Copy each line of the data below exactly, leaving out pictures.

-- Material to process start --

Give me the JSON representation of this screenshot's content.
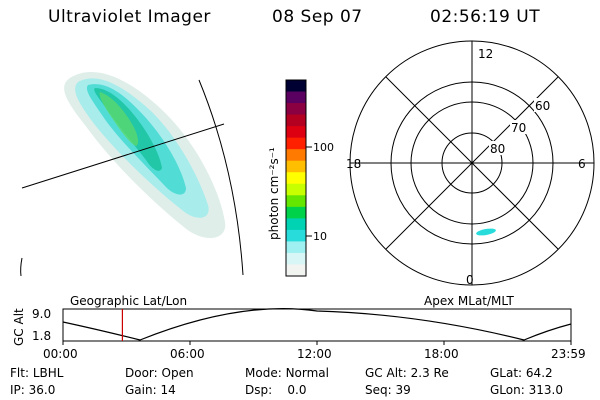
{
  "header": {
    "instrument": "Ultraviolet Imager",
    "date": "08 Sep 07",
    "time": "02:56:19 UT"
  },
  "colorbar": {
    "unit_label": "photon cm⁻²s⁻¹",
    "tick_labels": [
      "100",
      "10"
    ],
    "colors": [
      "#000033",
      "#5a0060",
      "#8b0040",
      "#b40020",
      "#dc0010",
      "#ff2000",
      "#ff7a00",
      "#ffbf00",
      "#ffff00",
      "#c8ff00",
      "#64e600",
      "#00d24a",
      "#00d2b4",
      "#28dcdc",
      "#9ff0f0",
      "#d8f6f6",
      "#f2f4f2"
    ]
  },
  "polar": {
    "mlt_labels": {
      "top": "12",
      "bottom": "0",
      "left": "18",
      "right": "6"
    },
    "lat_labels": [
      "60",
      "70",
      "80"
    ]
  },
  "altitude_plot": {
    "y_axis_label": "GC Alt",
    "y_ticks": [
      "9.0",
      "1.8"
    ],
    "left_label": "Geographic Lat/Lon",
    "right_label": "Apex MLat/MLT",
    "x_ticks": [
      "00:00",
      "06:00",
      "12:00",
      "18:00",
      "23:59"
    ],
    "current_time_fraction": 0.117,
    "marker_color": "#cc0000"
  },
  "info": {
    "row1": [
      {
        "label": "Flt:",
        "value": "LBHL"
      },
      {
        "label": "Door:",
        "value": "Open"
      },
      {
        "label": "Mode:",
        "value": "Normal"
      },
      {
        "label": "GC Alt:",
        "value": "2.3 Re"
      },
      {
        "label": "GLat:",
        "value": "64.2"
      }
    ],
    "row2": [
      {
        "label": "IP:",
        "value": "36.0"
      },
      {
        "label": "Gain:",
        "value": "14"
      },
      {
        "label": "Dsp:",
        "value": "0.0"
      },
      {
        "label": "Seq:",
        "value": "39"
      },
      {
        "label": "GLon:",
        "value": "313.0"
      }
    ]
  }
}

-- Material to process end --

*The completed task*.
Give me the JSON representation of this screenshot's content.
{
  "header": {
    "instrument": "Ultraviolet Imager",
    "date": "08 Sep 07",
    "time": "02:56:19 UT"
  },
  "colorbar": {
    "unit_label": "photon cm⁻²s⁻¹",
    "tick_labels": [
      "100",
      "10"
    ],
    "colors": [
      "#000033",
      "#5a0060",
      "#8b0040",
      "#b40020",
      "#dc0010",
      "#ff2000",
      "#ff7a00",
      "#ffbf00",
      "#ffff00",
      "#c8ff00",
      "#64e600",
      "#00d24a",
      "#00d2b4",
      "#28dcdc",
      "#9ff0f0",
      "#d8f6f6",
      "#f2f4f2"
    ]
  },
  "polar": {
    "mlt_labels": {
      "top": "12",
      "bottom": "0",
      "left": "18",
      "right": "6"
    },
    "lat_labels": [
      "60",
      "70",
      "80"
    ]
  },
  "altitude_plot": {
    "y_axis_label": "GC Alt",
    "y_ticks": [
      "9.0",
      "1.8"
    ],
    "left_label": "Geographic Lat/Lon",
    "right_label": "Apex MLat/MLT",
    "x_ticks": [
      "00:00",
      "06:00",
      "12:00",
      "18:00",
      "23:59"
    ],
    "current_time_fraction": 0.117,
    "marker_color": "#cc0000"
  },
  "info": {
    "row1": [
      {
        "label": "Flt:",
        "value": "LBHL"
      },
      {
        "label": "Door:",
        "value": "Open"
      },
      {
        "label": "Mode:",
        "value": "Normal"
      },
      {
        "label": "GC Alt:",
        "value": "2.3 Re"
      },
      {
        "label": "GLat:",
        "value": "64.2"
      }
    ],
    "row2": [
      {
        "label": "IP:",
        "value": "36.0"
      },
      {
        "label": "Gain:",
        "value": "14"
      },
      {
        "label": "Dsp:",
        "value": "0.0"
      },
      {
        "label": "Seq:",
        "value": "39"
      },
      {
        "label": "GLon:",
        "value": "313.0"
      }
    ]
  }
}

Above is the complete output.